▶ [Material provided]:
====================

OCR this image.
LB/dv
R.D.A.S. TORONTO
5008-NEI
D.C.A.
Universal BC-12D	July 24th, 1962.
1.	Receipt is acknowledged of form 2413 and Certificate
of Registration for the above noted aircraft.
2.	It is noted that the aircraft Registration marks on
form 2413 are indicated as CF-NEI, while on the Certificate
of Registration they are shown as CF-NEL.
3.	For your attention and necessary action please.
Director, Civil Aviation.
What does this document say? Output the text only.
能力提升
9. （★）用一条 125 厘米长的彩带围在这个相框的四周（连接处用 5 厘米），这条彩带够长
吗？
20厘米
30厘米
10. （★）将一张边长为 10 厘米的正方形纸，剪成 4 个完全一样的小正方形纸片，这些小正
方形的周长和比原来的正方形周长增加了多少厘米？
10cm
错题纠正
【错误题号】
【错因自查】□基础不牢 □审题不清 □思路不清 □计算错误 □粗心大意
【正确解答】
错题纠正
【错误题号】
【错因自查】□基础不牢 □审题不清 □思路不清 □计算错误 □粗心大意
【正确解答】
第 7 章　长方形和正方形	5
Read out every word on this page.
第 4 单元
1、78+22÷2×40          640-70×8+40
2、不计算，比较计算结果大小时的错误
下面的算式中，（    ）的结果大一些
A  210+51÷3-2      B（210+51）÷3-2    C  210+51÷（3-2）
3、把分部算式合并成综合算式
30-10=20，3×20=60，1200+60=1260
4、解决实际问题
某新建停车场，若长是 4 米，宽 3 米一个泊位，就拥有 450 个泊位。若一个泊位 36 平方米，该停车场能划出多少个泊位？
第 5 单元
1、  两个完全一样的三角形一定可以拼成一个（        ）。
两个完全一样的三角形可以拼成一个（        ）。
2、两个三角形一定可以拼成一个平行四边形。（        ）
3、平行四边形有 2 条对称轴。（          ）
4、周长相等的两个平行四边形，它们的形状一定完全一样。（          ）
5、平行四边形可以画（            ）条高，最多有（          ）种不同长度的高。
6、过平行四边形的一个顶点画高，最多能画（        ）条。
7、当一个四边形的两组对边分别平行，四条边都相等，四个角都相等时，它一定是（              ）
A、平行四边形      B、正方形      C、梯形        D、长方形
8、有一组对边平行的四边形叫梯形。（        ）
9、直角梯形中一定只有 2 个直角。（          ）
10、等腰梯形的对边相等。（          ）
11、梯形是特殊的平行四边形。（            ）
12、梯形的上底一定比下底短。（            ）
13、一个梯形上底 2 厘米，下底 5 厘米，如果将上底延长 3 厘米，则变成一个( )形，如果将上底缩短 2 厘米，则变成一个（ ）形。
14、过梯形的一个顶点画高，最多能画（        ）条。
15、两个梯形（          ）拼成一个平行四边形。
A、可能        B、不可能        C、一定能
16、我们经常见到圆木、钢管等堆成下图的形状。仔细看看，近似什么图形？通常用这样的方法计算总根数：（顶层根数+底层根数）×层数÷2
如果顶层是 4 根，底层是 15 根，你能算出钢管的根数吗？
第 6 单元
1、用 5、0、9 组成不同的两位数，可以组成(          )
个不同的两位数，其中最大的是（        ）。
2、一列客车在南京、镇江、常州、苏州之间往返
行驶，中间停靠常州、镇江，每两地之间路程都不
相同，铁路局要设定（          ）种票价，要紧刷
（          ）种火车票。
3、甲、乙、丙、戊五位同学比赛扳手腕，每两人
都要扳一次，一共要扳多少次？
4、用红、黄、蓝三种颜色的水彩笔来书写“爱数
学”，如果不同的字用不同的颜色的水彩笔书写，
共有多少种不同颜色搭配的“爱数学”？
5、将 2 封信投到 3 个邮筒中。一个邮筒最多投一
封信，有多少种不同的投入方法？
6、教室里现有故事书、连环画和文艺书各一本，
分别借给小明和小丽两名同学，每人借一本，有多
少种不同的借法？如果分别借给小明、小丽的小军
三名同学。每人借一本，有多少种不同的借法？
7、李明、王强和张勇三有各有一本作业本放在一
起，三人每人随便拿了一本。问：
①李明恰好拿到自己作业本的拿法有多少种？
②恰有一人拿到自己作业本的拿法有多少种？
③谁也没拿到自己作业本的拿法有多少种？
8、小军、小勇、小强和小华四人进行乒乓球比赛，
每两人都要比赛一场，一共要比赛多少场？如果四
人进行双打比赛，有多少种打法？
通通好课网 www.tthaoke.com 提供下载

====================

▶ [Task objective]: Tally up the lines in the records containing the word "最多能画", then give the count and nothing else.

▶ [Full answer]: 2